[Entries from a page text collection]

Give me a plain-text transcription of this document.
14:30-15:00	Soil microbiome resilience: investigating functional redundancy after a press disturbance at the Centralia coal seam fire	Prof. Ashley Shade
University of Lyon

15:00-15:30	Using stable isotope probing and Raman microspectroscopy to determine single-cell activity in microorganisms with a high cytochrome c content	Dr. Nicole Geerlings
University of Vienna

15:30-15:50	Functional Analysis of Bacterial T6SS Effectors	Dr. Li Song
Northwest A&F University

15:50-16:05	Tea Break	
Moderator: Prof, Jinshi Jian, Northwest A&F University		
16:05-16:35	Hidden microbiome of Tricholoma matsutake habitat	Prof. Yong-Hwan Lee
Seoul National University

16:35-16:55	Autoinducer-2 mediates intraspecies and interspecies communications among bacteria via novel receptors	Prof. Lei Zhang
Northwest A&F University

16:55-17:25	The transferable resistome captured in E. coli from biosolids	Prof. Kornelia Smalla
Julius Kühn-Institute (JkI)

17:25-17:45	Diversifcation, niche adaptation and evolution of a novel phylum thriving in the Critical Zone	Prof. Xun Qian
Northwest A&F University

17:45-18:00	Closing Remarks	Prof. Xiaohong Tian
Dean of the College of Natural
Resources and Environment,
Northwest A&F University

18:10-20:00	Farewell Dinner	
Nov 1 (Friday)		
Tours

__The problem__. Transcribe the data above so that every line matches exactly.

__Output of the exercise__.
Give me a plain-text transcription of this document.
14:30-15:00	Soil microbiome resilience: investigating functional redundancy after a press disturbance at the Centralia coal seam fire	Prof. Ashley Shade
University of Lyon

15:00-15:30	Using stable isotope probing and Raman microspectroscopy to determine single-cell activity in microorganisms with a high cytochrome c content	Dr. Nicole Geerlings
University of Vienna

15:30-15:50	Functional Analysis of Bacterial T6SS Effectors	Dr. Li Song
Northwest A&F University

15:50-16:05	Tea Break	
Moderator: Prof, Jinshi Jian, Northwest A&F University		
16:05-16:35	Hidden microbiome of Tricholoma matsutake habitat	Prof. Yong-Hwan Lee
Seoul National University

16:35-16:55	Autoinducer-2 mediates intraspecies and interspecies communications among bacteria via novel receptors	Prof. Lei Zhang
Northwest A&F University

16:55-17:25	The transferable resistome captured in E. coli from biosolids	Prof. Kornelia Smalla
Julius Kühn-Institute (JkI)

17:25-17:45	Diversifcation, niche adaptation and evolution of a novel phylum thriving in the Critical Zone	Prof. Xun Qian
Northwest A&F University

17:45-18:00	Closing Remarks	Prof. Xiaohong Tian
Dean of the College of Natural
Resources and Environment,
Northwest A&F University

18:10-20:00	Farewell Dinner	
Nov 1 (Friday)		
Tours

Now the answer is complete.